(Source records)
::::

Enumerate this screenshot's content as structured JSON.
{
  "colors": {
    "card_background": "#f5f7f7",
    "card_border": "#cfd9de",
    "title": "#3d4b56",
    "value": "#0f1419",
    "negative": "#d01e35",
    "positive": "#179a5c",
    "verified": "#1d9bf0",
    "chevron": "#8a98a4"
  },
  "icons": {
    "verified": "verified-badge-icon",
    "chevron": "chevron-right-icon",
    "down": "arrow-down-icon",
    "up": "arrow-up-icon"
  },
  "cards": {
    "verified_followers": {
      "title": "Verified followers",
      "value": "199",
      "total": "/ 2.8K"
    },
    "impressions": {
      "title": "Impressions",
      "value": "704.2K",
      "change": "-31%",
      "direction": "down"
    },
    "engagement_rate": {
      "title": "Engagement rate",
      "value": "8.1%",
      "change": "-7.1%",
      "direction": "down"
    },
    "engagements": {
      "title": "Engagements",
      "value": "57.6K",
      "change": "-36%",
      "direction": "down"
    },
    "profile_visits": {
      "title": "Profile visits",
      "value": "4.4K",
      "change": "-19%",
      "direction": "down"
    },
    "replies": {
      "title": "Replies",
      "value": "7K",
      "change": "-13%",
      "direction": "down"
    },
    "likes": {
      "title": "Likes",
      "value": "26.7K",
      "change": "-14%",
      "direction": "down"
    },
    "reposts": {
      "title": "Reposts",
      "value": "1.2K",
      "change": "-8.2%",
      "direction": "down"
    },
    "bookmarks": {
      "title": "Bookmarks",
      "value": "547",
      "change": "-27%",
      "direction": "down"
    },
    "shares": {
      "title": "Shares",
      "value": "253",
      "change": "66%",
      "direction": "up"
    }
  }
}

::::

From the records above, extract everything verbatim.

→ Answer in full:
Enumerate this screenshot's content as structured JSON.
{
  "colors": {
    "card_background": "#f5f7f7",
    "card_border": "#cfd9de",
    "title": "#3d4b56",
    "value": "#0f1419",
    "negative": "#d01e35",
    "positive": "#179a5c",
    "verified": "#1d9bf0",
    "chevron": "#8a98a4"
  },
  "icons": {
    "verified": "verified-badge-icon",
    "chevron": "chevron-right-icon",
    "down": "arrow-down-icon",
    "up": "arrow-up-icon"
  },
  "cards": {
    "verified_followers": {
      "title": "Verified followers",
      "value": "199",
      "total": "/ 2.8K"
    },
    "impressions": {
      "title": "Impressions",
      "value": "704.2K",
      "change": "-31%",
      "direction": "down"
    },
    "engagement_rate": {
      "title": "Engagement rate",
      "value": "8.1%",
      "change": "-7.1%",
      "direction": "down"
    },
    "engagements": {
      "title": "Engagements",
      "value": "57.6K",
      "change": "-36%",
      "direction": "down"
    },
    "profile_visits": {
      "title": "Profile visits",
      "value": "4.4K",
      "change": "-19%",
      "direction": "down"
    },
    "replies": {
      "title": "Replies",
      "value": "7K",
      "change": "-13%",
      "direction": "down"
    },
    "likes": {
      "title": "Likes",
      "value": "26.7K",
      "change": "-14%",
      "direction": "down"
    },
    "reposts": {
      "title": "Reposts",
      "value": "1.2K",
      "change": "-8.2%",
      "direction": "down"
    },
    "bookmarks": {
      "title": "Bookmarks",
      "value": "547",
      "change": "-27%",
      "direction": "down"
    },
    "shares": {
      "title": "Shares",
      "value": "253",
      "change": "66%",
      "direction": "up"
    }
  }
}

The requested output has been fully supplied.